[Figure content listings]
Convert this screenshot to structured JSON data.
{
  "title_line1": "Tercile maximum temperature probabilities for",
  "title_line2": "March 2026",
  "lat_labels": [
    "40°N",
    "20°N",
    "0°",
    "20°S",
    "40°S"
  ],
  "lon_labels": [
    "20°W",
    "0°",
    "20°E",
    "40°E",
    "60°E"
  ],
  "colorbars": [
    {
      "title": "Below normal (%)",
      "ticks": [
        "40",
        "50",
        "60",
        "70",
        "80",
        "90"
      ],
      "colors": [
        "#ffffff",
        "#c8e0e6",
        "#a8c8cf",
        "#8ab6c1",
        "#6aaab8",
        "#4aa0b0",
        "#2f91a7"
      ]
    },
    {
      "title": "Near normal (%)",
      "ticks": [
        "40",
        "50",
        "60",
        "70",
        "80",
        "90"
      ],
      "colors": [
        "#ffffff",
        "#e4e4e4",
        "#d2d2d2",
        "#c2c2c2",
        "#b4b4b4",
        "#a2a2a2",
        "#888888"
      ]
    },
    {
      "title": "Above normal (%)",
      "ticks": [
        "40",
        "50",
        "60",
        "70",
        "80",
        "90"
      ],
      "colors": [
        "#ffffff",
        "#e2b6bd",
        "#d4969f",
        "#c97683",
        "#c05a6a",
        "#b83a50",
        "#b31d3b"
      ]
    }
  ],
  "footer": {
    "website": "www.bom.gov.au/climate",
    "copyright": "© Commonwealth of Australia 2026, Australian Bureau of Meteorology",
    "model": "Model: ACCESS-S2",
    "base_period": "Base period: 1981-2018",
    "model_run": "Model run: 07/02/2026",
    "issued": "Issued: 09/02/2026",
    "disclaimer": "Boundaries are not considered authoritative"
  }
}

Task requirements
Write out the material from the first line to the last, exactly.

The output
Convert this screenshot to structured JSON data.
{
  "title_line1": "Tercile maximum temperature probabilities for",
  "title_line2": "March 2026",
  "lat_labels": [
    "40°N",
    "20°N",
    "0°",
    "20°S",
    "40°S"
  ],
  "lon_labels": [
    "20°W",
    "0°",
    "20°E",
    "40°E",
    "60°E"
  ],
  "colorbars": [
    {
      "title": "Below normal (%)",
      "ticks": [
        "40",
        "50",
        "60",
        "70",
        "80",
        "90"
      ],
      "colors": [
        "#ffffff",
        "#c8e0e6",
        "#a8c8cf",
        "#8ab6c1",
        "#6aaab8",
        "#4aa0b0",
        "#2f91a7"
      ]
    },
    {
      "title": "Near normal (%)",
      "ticks": [
        "40",
        "50",
        "60",
        "70",
        "80",
        "90"
      ],
      "colors": [
        "#ffffff",
        "#e4e4e4",
        "#d2d2d2",
        "#c2c2c2",
        "#b4b4b4",
        "#a2a2a2",
        "#888888"
      ]
    },
    {
      "title": "Above normal (%)",
      "ticks": [
        "40",
        "50",
        "60",
        "70",
        "80",
        "90"
      ],
      "colors": [
        "#ffffff",
        "#e2b6bd",
        "#d4969f",
        "#c97683",
        "#c05a6a",
        "#b83a50",
        "#b31d3b"
      ]
    }
  ],
  "footer": {
    "website": "www.bom.gov.au/climate",
    "copyright": "© Commonwealth of Australia 2026, Australian Bureau of Meteorology",
    "model": "Model: ACCESS-S2",
    "base_period": "Base period: 1981-2018",
    "model_run": "Model run: 07/02/2026",
    "issued": "Issued: 09/02/2026",
    "disclaimer": "Boundaries are not considered authoritative"
  }
}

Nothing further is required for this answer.